- _Data entries for graphics_:
--- Begin ---
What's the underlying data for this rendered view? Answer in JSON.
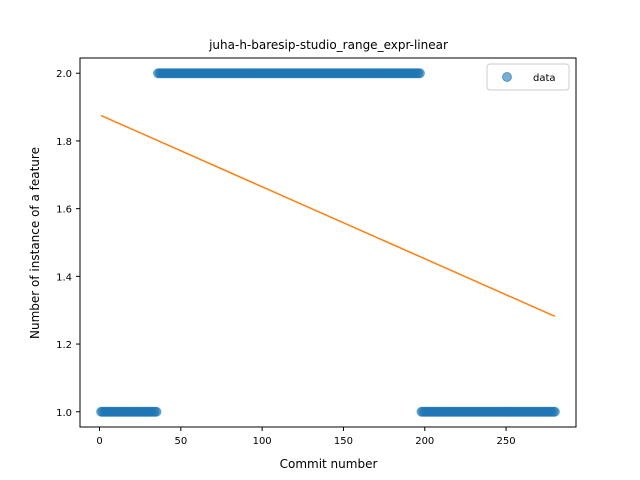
{
  "chart_data": {
    "type": "scatter",
    "title": "juha-h-baresip-studio_range_expr-linear",
    "xlabel": "Commit number",
    "ylabel": "Number of instance of a feature",
    "xlim": [
      -12,
      293
    ],
    "ylim": [
      0.955,
      2.045
    ],
    "xticks": [
      0,
      50,
      100,
      150,
      200,
      250
    ],
    "yticks": [
      1.0,
      1.2,
      1.4,
      1.6,
      1.8,
      2.0
    ],
    "xtick_labels": [
      "0",
      "50",
      "100",
      "150",
      "200",
      "250"
    ],
    "ytick_labels": [
      "1.0",
      "1.2",
      "1.4",
      "1.6",
      "1.8",
      "2.0"
    ],
    "legend": {
      "placement": "top-right",
      "entries": [
        "data"
      ]
    },
    "grid": false,
    "series": [
      {
        "name": "data",
        "kind": "scatter",
        "color": "#1f77b4",
        "segments": [
          {
            "x_start": 1,
            "x_end": 35,
            "y": 1
          },
          {
            "x_start": 36,
            "x_end": 197,
            "y": 2
          },
          {
            "x_start": 198,
            "x_end": 280,
            "y": 1
          }
        ]
      },
      {
        "kind": "line",
        "color": "#ff7f0e",
        "x": [
          1,
          280
        ],
        "y": [
          1.875,
          1.282
        ]
      }
    ]
  }
}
--- End ---
- _TASK BRIEF_:
Nothing in the entries above should change when they are printed again, except that the pictures are dropped.

- _CORRECT RESPONSE_:
What's the underlying data for this rendered view? Answer in JSON.
{
  "chart_data": {
    "type": "scatter",
    "title": "juha-h-baresip-studio_range_expr-linear",
    "xlabel": "Commit number",
    "ylabel": "Number of instance of a feature",
    "xlim": [
      -12,
      293
    ],
    "ylim": [
      0.955,
      2.045
    ],
    "xticks": [
      0,
      50,
      100,
      150,
      200,
      250
    ],
    "yticks": [
      1.0,
      1.2,
      1.4,
      1.6,
      1.8,
      2.0
    ],
    "xtick_labels": [
      "0",
      "50",
      "100",
      "150",
      "200",
      "250"
    ],
    "ytick_labels": [
      "1.0",
      "1.2",
      "1.4",
      "1.6",
      "1.8",
      "2.0"
    ],
    "legend": {
      "placement": "top-right",
      "entries": [
        "data"
      ]
    },
    "grid": false,
    "series": [
      {
        "name": "data",
        "kind": "scatter",
        "color": "#1f77b4",
        "segments": [
          {
            "x_start": 1,
            "x_end": 35,
            "y": 1
          },
          {
            "x_start": 36,
            "x_end": 197,
            "y": 2
          },
          {
            "x_start": 198,
            "x_end": 280,
            "y": 1
          }
        ]
      },
      {
        "kind": "line",
        "color": "#ff7f0e",
        "x": [
          1,
          280
        ],
        "y": [
          1.875,
          1.282
        ]
      }
    ]
  }
}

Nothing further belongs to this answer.